Task description:
Transcribe the records in full, keeping every character as it is.

## begin

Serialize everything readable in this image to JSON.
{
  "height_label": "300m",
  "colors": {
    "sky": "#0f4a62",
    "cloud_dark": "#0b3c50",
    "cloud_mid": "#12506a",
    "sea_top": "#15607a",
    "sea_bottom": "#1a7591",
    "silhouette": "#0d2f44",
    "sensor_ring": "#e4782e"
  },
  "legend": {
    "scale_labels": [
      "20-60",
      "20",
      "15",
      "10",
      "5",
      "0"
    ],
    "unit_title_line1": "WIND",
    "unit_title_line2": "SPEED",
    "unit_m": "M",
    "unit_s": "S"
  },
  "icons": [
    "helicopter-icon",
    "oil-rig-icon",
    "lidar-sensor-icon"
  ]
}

## end

Answer for this exercise:
Serialize everything readable in this image to JSON.
{
  "height_label": "300m",
  "colors": {
    "sky": "#0f4a62",
    "cloud_dark": "#0b3c50",
    "cloud_mid": "#12506a",
    "sea_top": "#15607a",
    "sea_bottom": "#1a7591",
    "silhouette": "#0d2f44",
    "sensor_ring": "#e4782e"
  },
  "legend": {
    "scale_labels": [
      "20-60",
      "20",
      "15",
      "10",
      "5",
      "0"
    ],
    "unit_title_line1": "WIND",
    "unit_title_line2": "SPEED",
    "unit_m": "M",
    "unit_s": "S"
  },
  "icons": [
    "helicopter-icon",
    "oil-rig-icon",
    "lidar-sensor-icon"
  ]
}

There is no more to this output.